WHAT IS REQUIRED:
Copy each record exactly as it reads, leaving out any pictures it holds.
***
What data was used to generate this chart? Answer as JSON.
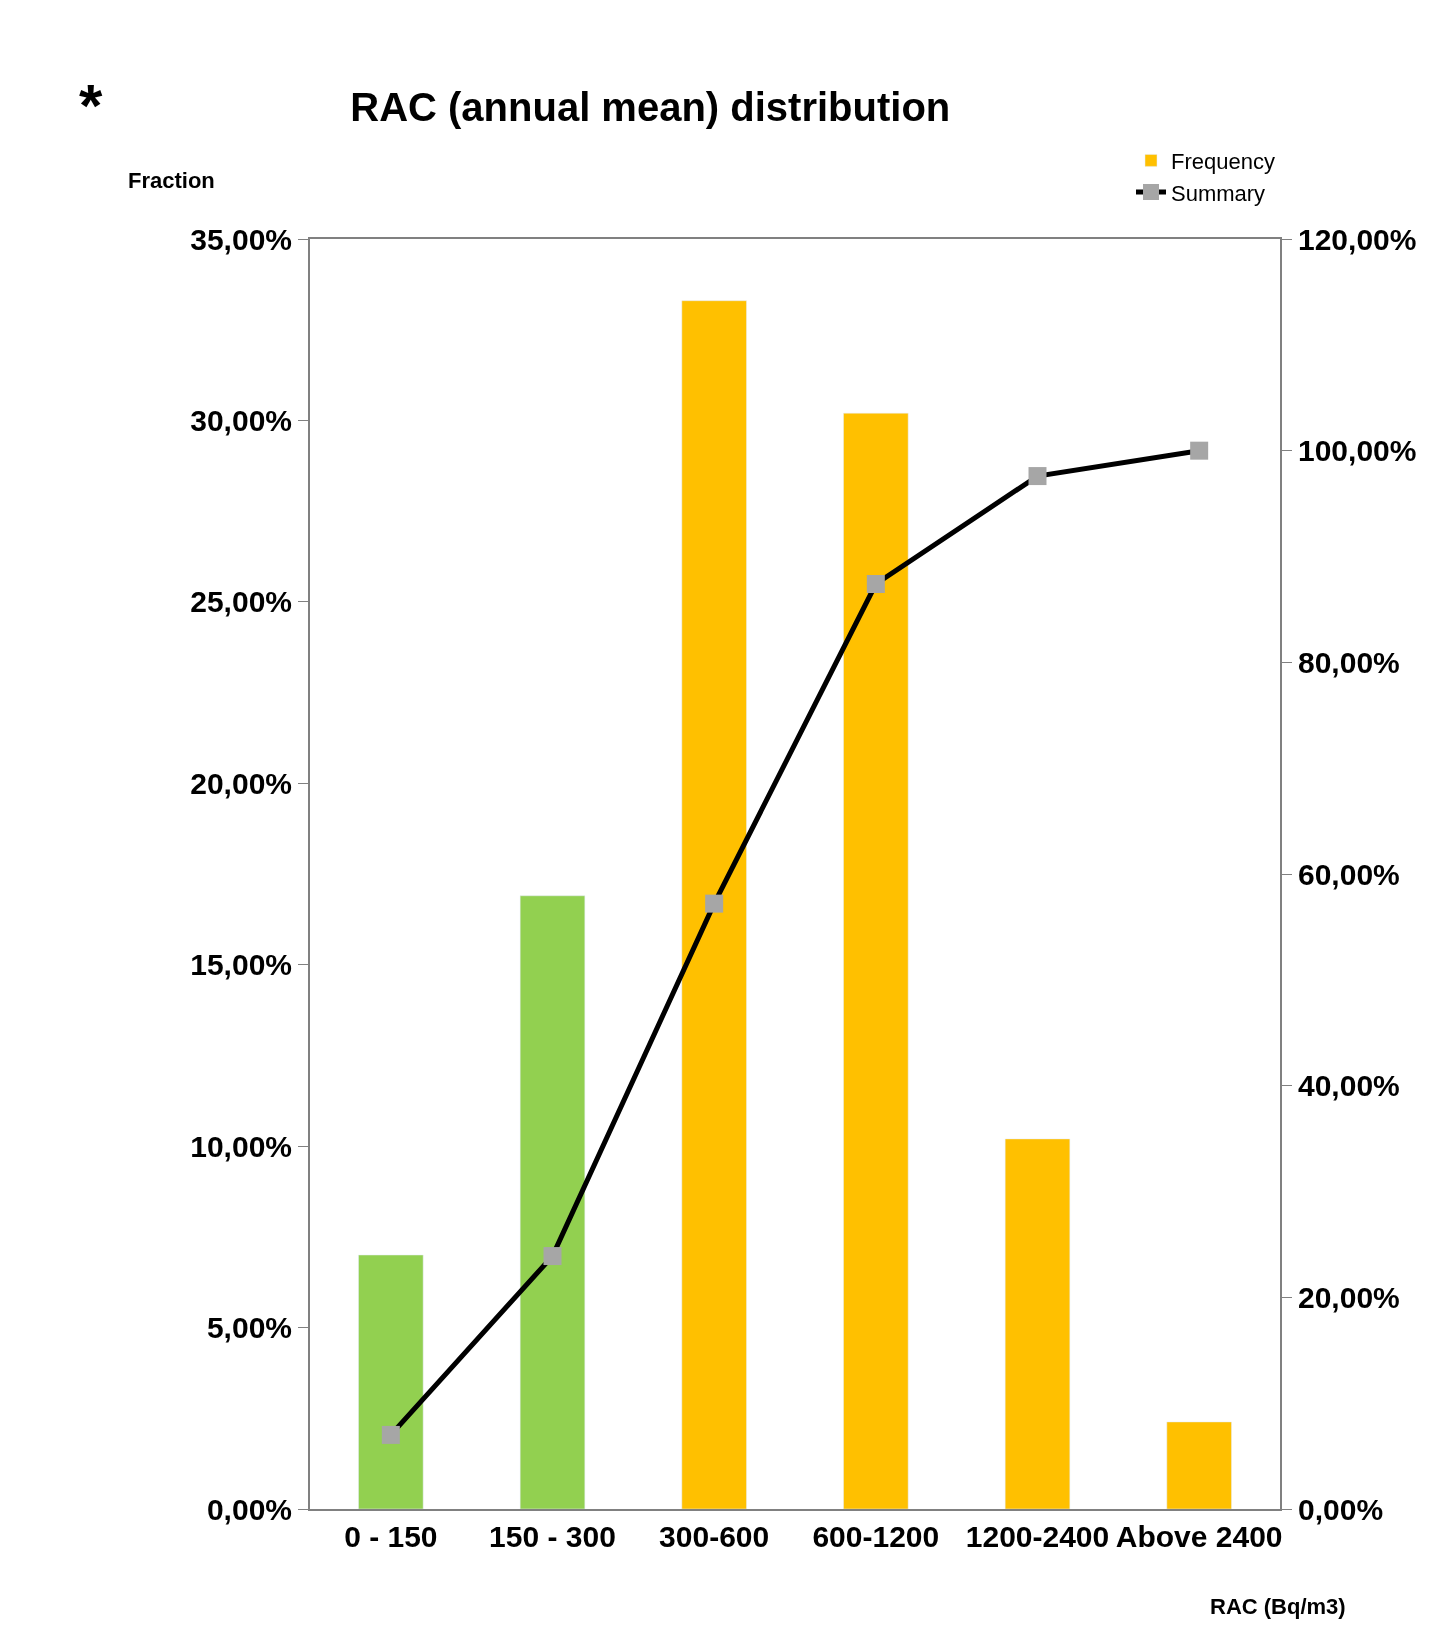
{
  "chart_data": {
    "type": "bar",
    "title": "RAC (annual mean) distribution",
    "ylabel": "Fraction",
    "xlabel": "RAC (Bq/m3)",
    "annotations": [
      "*"
    ],
    "categories": [
      "0 - 150",
      "150 - 300",
      "300-600",
      "600-1200",
      "1200-2400",
      "Above 2400"
    ],
    "series": [
      {
        "name": "Frequency",
        "color": "#ffc000",
        "colors": [
          "#92d050",
          "#92d050",
          "#ffc000",
          "#ffc000",
          "#ffc000",
          "#ffc000"
        ],
        "values": [
          7.0,
          16.9,
          33.3,
          30.2,
          10.2,
          2.4
        ]
      },
      {
        "name": "Summary",
        "type": "line",
        "axis": "y2",
        "color": "#000000",
        "marker": "square",
        "colors": [
          "#a6a6a6",
          "#a6a6a6",
          "#a6a6a6",
          "#a6a6a6",
          "#a6a6a6",
          "#a6a6a6"
        ],
        "values": [
          7.0,
          23.9,
          57.2,
          87.4,
          97.6,
          100
        ]
      }
    ],
    "ylim": [
      0,
      35
    ],
    "yticks": [
      {
        "value": 0,
        "label": "0,00%"
      },
      {
        "value": 5,
        "label": "5,00%"
      },
      {
        "value": 10,
        "label": "10,00%"
      },
      {
        "value": 15,
        "label": "15,00%"
      },
      {
        "value": 20,
        "label": "20,00%"
      },
      {
        "value": 25,
        "label": "25,00%"
      },
      {
        "value": 30,
        "label": "30,00%"
      },
      {
        "value": 35,
        "label": "35,00%"
      }
    ],
    "y2lim": [
      0,
      120
    ],
    "y2ticks": [
      {
        "value": 0,
        "label": "0,00%"
      },
      {
        "value": 20,
        "label": "20,00%"
      },
      {
        "value": 40,
        "label": "40,00%"
      },
      {
        "value": 60,
        "label": "60,00%"
      },
      {
        "value": 80,
        "label": "80,00%"
      },
      {
        "value": 100,
        "label": "100,00%"
      },
      {
        "value": 120,
        "label": "120,00%"
      }
    ],
    "legend": "top right"
  }
}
***
PROBLEM SOLUTION:
What data was used to generate this chart? Answer as JSON.
{
  "chart_data": {
    "type": "bar",
    "title": "RAC (annual mean) distribution",
    "ylabel": "Fraction",
    "xlabel": "RAC (Bq/m3)",
    "annotations": [
      "*"
    ],
    "categories": [
      "0 - 150",
      "150 - 300",
      "300-600",
      "600-1200",
      "1200-2400",
      "Above 2400"
    ],
    "series": [
      {
        "name": "Frequency",
        "color": "#ffc000",
        "colors": [
          "#92d050",
          "#92d050",
          "#ffc000",
          "#ffc000",
          "#ffc000",
          "#ffc000"
        ],
        "values": [
          7.0,
          16.9,
          33.3,
          30.2,
          10.2,
          2.4
        ]
      },
      {
        "name": "Summary",
        "type": "line",
        "axis": "y2",
        "color": "#000000",
        "marker": "square",
        "colors": [
          "#a6a6a6",
          "#a6a6a6",
          "#a6a6a6",
          "#a6a6a6",
          "#a6a6a6",
          "#a6a6a6"
        ],
        "values": [
          7.0,
          23.9,
          57.2,
          87.4,
          97.6,
          100
        ]
      }
    ],
    "ylim": [
      0,
      35
    ],
    "yticks": [
      {
        "value": 0,
        "label": "0,00%"
      },
      {
        "value": 5,
        "label": "5,00%"
      },
      {
        "value": 10,
        "label": "10,00%"
      },
      {
        "value": 15,
        "label": "15,00%"
      },
      {
        "value": 20,
        "label": "20,00%"
      },
      {
        "value": 25,
        "label": "25,00%"
      },
      {
        "value": 30,
        "label": "30,00%"
      },
      {
        "value": 35,
        "label": "35,00%"
      }
    ],
    "y2lim": [
      0,
      120
    ],
    "y2ticks": [
      {
        "value": 0,
        "label": "0,00%"
      },
      {
        "value": 20,
        "label": "20,00%"
      },
      {
        "value": 40,
        "label": "40,00%"
      },
      {
        "value": 60,
        "label": "60,00%"
      },
      {
        "value": 80,
        "label": "80,00%"
      },
      {
        "value": 100,
        "label": "100,00%"
      },
      {
        "value": 120,
        "label": "120,00%"
      }
    ],
    "legend": "top right"
  }
}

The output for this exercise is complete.